───── Data extract ─────

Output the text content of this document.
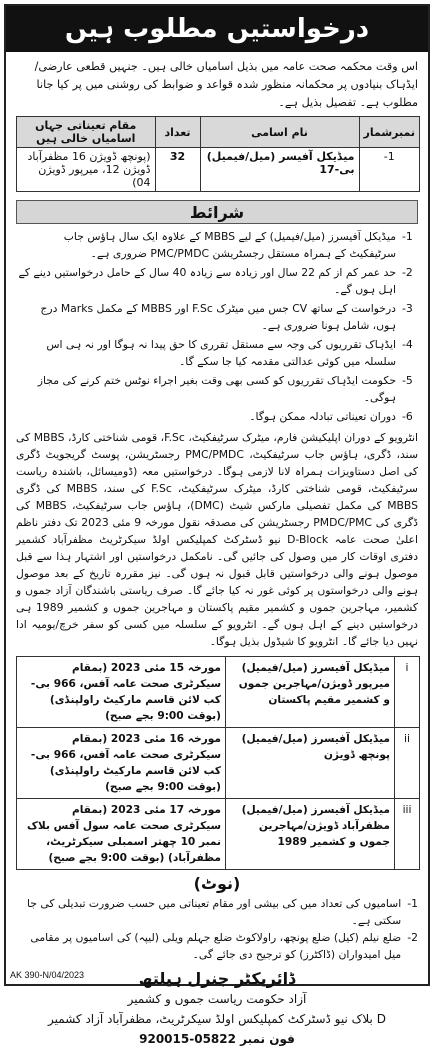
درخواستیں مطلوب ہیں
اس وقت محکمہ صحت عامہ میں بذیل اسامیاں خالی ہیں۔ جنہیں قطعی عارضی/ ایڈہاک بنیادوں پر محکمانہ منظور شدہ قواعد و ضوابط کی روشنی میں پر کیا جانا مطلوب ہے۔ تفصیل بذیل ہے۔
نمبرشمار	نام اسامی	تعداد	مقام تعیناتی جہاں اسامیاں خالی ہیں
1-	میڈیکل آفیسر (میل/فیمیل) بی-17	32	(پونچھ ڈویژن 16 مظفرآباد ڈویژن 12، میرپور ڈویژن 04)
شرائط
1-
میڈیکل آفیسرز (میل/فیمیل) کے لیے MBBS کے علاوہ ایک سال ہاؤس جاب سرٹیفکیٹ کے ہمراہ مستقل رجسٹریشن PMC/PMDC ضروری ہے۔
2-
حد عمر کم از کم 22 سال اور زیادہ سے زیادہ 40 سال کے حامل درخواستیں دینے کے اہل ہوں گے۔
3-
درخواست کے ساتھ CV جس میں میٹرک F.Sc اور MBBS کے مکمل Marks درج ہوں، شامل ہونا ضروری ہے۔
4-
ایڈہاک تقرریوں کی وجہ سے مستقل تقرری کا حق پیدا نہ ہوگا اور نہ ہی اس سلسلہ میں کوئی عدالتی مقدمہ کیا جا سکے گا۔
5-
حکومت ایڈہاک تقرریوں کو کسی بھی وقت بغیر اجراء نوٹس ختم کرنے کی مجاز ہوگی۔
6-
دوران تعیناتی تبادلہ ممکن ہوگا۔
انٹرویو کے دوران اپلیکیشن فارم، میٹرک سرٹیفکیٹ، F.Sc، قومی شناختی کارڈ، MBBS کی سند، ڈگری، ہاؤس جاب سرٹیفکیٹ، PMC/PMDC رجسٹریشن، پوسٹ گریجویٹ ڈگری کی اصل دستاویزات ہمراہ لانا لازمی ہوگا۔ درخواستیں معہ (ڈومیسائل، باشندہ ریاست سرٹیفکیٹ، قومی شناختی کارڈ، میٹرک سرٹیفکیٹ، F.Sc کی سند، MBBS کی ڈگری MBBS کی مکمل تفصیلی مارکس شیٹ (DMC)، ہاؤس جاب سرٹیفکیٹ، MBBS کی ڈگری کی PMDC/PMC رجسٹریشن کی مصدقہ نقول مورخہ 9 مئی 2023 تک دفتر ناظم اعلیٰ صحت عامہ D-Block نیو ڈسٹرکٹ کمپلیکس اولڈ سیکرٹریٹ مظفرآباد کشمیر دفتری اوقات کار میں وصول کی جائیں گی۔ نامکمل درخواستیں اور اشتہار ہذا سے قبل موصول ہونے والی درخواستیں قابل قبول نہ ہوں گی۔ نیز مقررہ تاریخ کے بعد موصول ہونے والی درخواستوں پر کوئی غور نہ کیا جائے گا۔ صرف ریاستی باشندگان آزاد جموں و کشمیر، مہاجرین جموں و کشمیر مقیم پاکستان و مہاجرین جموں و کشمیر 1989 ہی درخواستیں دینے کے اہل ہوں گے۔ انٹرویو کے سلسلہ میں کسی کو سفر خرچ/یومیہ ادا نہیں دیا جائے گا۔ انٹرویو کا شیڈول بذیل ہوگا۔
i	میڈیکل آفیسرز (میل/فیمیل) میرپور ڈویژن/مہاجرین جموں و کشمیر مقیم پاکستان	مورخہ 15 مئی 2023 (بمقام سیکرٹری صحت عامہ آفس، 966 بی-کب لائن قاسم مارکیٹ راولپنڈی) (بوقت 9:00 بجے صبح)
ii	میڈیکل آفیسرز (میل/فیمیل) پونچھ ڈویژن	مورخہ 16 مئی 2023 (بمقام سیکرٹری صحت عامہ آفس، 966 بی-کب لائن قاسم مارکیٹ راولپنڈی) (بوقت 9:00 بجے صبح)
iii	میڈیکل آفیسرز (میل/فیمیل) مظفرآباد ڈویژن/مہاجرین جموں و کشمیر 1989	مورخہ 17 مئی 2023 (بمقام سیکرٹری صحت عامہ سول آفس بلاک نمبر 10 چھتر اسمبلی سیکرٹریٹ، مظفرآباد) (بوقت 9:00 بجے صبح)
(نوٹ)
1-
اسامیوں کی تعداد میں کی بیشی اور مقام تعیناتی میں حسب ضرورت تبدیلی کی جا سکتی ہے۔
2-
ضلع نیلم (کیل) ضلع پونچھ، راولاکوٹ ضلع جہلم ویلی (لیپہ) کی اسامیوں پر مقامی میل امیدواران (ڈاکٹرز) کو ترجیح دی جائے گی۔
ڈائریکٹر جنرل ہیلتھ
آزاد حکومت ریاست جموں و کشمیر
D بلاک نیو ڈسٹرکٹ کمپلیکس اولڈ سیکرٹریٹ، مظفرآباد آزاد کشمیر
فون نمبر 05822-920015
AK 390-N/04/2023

─────
───── Data extract ─────

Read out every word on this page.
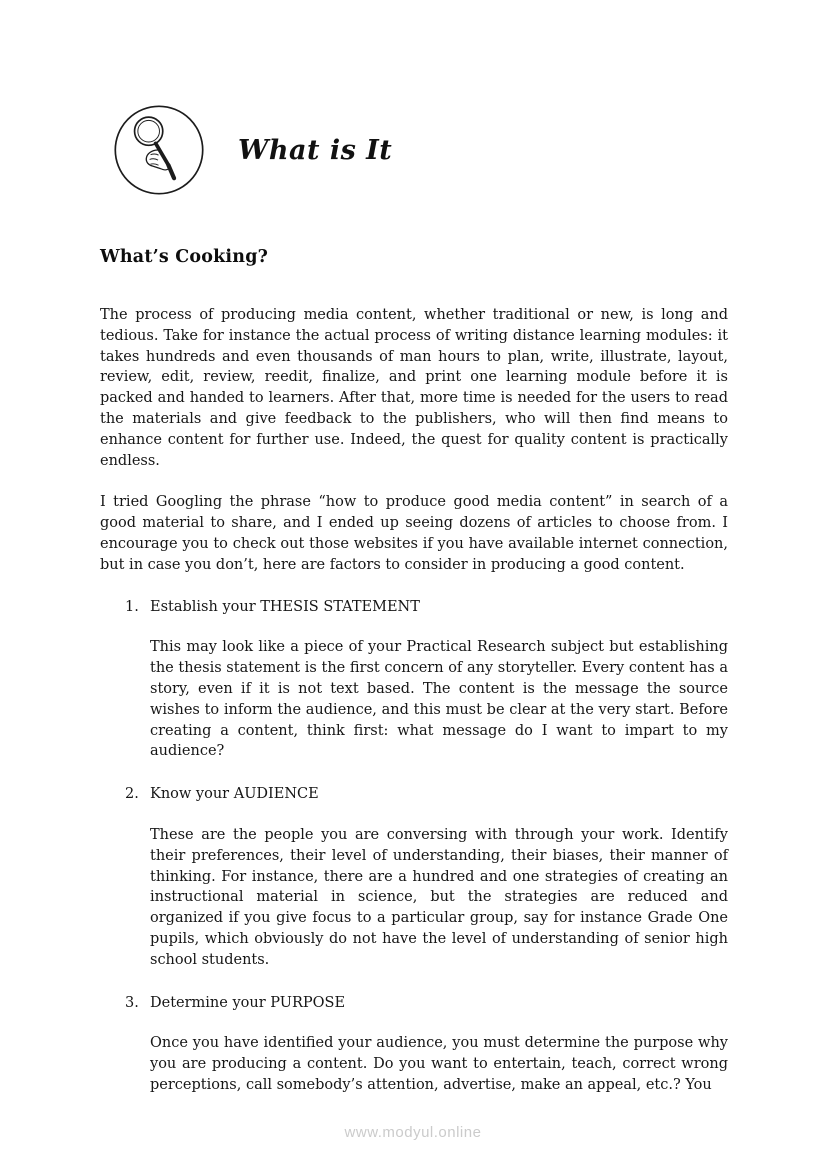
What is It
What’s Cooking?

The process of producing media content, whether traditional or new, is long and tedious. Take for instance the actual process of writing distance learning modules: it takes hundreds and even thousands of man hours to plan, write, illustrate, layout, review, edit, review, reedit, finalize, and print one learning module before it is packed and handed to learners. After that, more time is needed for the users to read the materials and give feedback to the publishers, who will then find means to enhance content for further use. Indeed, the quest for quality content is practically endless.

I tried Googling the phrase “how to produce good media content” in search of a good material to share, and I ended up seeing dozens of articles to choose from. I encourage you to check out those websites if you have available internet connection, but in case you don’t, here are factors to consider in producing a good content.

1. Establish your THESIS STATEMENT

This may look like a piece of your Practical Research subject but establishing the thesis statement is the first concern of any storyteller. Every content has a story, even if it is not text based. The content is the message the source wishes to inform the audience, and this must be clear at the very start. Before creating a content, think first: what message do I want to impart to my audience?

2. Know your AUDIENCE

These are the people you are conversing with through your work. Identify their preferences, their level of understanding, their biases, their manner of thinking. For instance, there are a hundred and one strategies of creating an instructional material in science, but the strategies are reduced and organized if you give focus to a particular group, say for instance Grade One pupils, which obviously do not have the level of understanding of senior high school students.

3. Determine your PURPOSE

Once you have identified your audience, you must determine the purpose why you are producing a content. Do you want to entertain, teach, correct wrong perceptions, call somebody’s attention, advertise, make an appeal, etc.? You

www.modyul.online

─────
───── Data extract ─────

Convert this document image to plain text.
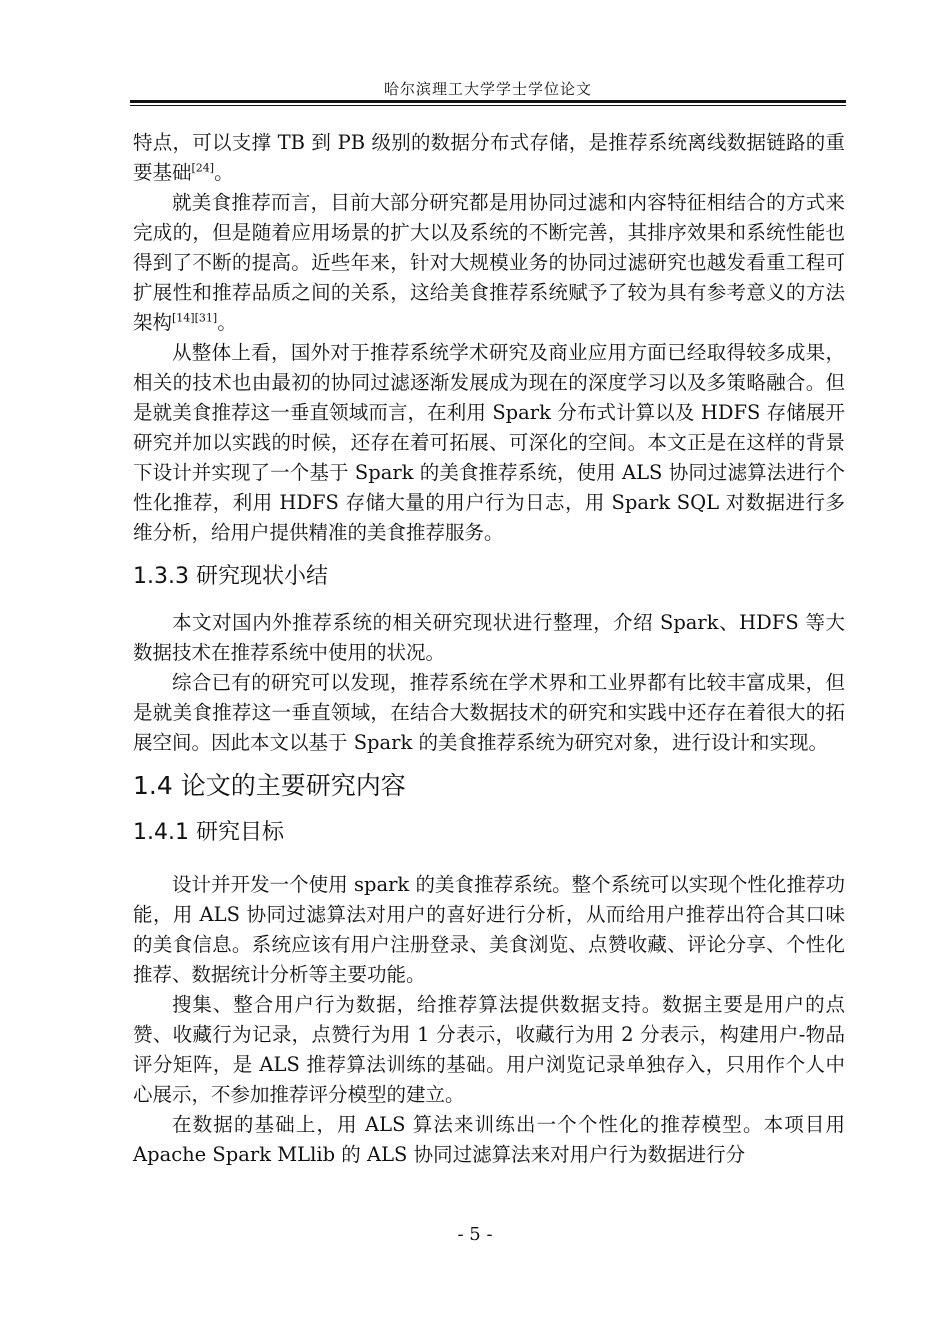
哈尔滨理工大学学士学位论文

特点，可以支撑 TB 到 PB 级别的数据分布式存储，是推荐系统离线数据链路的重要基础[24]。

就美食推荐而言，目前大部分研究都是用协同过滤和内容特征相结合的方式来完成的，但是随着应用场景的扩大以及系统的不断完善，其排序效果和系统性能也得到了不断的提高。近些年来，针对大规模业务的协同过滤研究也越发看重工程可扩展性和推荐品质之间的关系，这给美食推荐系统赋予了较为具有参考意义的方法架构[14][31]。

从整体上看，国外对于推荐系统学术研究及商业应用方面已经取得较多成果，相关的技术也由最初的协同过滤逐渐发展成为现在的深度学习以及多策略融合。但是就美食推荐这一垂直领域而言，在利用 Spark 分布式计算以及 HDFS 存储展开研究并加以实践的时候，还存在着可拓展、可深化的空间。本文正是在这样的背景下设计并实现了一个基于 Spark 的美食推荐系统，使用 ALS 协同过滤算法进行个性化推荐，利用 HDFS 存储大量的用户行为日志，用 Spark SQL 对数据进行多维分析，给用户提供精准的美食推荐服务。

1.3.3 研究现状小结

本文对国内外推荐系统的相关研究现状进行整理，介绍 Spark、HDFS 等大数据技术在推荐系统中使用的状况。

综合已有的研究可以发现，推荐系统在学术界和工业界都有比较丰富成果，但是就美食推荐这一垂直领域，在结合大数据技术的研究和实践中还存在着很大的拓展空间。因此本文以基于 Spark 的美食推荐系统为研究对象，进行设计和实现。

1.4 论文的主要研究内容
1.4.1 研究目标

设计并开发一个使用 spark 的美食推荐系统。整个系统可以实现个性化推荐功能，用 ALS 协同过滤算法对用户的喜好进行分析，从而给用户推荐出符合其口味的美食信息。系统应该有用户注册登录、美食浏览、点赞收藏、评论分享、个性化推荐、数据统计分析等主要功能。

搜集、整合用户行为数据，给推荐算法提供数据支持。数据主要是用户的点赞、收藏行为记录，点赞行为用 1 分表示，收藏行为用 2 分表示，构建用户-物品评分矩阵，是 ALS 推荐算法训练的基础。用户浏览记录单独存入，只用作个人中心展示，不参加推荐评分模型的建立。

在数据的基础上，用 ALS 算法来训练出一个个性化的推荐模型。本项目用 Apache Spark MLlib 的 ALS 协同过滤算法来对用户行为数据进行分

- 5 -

─────

» Problem to solve:
Write only the number of lines that include "مطلوب".

» Complete response:
2